Entries with figure data:
^^^^^^^^
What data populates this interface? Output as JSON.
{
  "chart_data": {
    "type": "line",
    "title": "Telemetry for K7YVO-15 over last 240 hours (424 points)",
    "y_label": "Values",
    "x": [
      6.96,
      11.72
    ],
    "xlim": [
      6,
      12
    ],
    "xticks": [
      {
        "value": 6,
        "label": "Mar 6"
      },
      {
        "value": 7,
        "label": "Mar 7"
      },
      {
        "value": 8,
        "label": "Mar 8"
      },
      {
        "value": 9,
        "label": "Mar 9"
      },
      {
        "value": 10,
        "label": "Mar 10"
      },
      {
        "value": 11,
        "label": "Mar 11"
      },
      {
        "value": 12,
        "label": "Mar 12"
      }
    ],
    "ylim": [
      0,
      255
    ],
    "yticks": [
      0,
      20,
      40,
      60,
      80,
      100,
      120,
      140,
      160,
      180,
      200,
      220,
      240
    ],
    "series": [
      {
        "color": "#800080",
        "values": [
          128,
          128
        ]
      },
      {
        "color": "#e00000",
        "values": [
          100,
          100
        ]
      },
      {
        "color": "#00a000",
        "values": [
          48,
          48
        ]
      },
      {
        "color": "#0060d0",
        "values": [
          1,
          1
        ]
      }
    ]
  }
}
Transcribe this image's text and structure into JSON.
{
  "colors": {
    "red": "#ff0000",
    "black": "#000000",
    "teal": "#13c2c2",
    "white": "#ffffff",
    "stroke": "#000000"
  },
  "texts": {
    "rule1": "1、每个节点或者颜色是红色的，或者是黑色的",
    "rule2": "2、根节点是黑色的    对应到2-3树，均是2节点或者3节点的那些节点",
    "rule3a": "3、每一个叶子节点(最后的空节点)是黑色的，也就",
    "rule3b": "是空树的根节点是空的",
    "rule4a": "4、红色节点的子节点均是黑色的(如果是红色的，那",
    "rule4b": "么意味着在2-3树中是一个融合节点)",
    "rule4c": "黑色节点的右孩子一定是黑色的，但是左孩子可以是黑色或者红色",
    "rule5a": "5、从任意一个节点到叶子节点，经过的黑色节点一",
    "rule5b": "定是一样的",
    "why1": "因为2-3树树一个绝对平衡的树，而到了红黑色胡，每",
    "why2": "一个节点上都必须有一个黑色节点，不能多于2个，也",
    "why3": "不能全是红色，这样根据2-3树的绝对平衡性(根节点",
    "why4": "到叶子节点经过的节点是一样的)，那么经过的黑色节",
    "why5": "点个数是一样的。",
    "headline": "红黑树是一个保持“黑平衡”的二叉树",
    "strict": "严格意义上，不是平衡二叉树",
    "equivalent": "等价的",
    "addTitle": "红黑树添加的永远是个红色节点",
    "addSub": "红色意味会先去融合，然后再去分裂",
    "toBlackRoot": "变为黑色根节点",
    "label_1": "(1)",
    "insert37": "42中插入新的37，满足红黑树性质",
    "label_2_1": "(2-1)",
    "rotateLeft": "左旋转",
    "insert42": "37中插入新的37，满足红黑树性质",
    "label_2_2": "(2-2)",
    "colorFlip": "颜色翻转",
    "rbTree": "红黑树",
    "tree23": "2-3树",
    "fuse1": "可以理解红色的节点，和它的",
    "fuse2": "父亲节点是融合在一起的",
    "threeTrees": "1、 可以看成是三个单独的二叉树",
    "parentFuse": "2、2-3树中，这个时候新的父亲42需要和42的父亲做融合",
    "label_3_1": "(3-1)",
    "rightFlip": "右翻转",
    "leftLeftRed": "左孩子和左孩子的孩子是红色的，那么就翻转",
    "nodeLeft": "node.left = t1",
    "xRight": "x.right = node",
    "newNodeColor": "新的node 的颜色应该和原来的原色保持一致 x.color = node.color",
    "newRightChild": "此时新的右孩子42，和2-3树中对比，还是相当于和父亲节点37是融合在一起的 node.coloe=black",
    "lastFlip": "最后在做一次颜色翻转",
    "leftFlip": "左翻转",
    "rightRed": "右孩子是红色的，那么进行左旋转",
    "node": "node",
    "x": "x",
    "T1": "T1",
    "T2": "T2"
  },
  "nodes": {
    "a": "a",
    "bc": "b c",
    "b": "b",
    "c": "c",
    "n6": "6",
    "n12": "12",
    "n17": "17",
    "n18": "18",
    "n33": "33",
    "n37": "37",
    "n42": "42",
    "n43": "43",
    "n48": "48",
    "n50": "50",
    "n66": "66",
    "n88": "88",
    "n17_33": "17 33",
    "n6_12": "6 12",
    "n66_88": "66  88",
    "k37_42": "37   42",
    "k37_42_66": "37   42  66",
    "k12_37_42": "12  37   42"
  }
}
^^^^^^^^
SHORT TASK: Scan the material line by line and report each one that contains "this".

RESPONSE:
What data populates this interface? Output as JSON.
Transcribe this image's text and structure into JSON.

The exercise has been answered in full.